Problem statement: Copy out every line that contains "bezpieczeństwa".

Records to process:
# # # #

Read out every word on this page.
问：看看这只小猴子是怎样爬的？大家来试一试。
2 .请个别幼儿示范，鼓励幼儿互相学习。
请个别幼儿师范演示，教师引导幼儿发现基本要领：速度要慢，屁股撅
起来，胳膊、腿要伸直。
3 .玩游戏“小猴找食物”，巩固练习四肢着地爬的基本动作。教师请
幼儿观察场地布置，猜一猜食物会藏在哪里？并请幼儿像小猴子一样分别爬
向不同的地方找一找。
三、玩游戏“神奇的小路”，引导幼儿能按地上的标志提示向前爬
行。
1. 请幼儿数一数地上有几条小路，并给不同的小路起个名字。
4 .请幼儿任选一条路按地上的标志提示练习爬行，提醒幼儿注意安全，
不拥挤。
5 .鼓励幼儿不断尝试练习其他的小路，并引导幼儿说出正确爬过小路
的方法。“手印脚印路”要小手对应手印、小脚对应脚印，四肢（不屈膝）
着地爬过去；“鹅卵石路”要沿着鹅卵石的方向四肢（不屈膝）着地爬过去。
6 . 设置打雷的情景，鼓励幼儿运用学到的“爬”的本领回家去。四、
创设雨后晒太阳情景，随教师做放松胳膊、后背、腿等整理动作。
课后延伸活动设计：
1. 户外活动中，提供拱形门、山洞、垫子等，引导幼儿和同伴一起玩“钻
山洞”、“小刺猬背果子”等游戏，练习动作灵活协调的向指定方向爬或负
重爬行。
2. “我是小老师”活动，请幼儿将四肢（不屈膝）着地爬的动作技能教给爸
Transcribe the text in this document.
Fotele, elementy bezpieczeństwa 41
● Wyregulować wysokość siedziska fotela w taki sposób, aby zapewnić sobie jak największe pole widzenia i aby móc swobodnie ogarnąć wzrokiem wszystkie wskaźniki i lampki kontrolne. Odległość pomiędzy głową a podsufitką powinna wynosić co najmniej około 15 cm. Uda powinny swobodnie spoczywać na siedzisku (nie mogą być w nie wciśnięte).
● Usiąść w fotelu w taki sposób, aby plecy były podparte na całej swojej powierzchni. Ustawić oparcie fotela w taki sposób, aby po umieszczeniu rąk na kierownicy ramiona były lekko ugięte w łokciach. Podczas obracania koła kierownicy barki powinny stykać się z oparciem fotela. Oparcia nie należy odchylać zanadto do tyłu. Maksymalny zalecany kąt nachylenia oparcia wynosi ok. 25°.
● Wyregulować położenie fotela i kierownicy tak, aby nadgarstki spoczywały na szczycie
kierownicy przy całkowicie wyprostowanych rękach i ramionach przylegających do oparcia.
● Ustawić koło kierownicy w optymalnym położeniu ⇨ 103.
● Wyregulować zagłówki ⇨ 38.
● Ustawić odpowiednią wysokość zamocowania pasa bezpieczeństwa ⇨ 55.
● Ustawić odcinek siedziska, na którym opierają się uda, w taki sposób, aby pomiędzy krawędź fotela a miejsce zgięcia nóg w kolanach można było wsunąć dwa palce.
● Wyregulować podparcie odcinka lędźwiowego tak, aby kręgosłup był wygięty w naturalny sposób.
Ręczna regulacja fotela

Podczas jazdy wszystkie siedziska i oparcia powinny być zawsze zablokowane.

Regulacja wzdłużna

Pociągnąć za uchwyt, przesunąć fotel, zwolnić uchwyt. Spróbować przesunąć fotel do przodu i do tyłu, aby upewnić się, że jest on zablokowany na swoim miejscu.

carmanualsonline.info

# # # #

Reply:
Fotele, elementy bezpieczeństwa 41
● Ustawić odpowiednią wysokość zamocowania pasa bezpieczeństwa ⇨ 55.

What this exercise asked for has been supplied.